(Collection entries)
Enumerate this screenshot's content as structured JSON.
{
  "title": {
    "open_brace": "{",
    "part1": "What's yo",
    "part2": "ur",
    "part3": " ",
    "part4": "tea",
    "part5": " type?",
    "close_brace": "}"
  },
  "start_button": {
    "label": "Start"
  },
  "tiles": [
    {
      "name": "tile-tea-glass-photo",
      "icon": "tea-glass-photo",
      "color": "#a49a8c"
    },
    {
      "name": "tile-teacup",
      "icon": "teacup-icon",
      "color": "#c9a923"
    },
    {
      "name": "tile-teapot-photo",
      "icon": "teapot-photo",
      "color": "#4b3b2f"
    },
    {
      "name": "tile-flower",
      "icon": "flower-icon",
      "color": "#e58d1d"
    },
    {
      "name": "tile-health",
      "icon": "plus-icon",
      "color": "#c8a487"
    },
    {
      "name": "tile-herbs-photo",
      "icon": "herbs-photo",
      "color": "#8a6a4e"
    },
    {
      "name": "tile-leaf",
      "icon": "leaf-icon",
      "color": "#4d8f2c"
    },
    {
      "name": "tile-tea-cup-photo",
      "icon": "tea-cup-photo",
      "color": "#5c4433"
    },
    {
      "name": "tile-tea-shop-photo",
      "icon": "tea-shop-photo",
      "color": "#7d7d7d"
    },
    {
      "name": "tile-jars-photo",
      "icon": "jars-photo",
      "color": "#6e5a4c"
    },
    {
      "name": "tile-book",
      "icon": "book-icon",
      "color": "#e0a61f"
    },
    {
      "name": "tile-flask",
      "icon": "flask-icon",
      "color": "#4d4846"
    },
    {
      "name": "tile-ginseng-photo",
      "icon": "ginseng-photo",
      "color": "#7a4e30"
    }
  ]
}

| Work instructions |
Go through the entries above and copy every line containing "ginseng".

| Correct response |
      "name": "tile-ginseng-photo",
      "icon": "ginseng-photo",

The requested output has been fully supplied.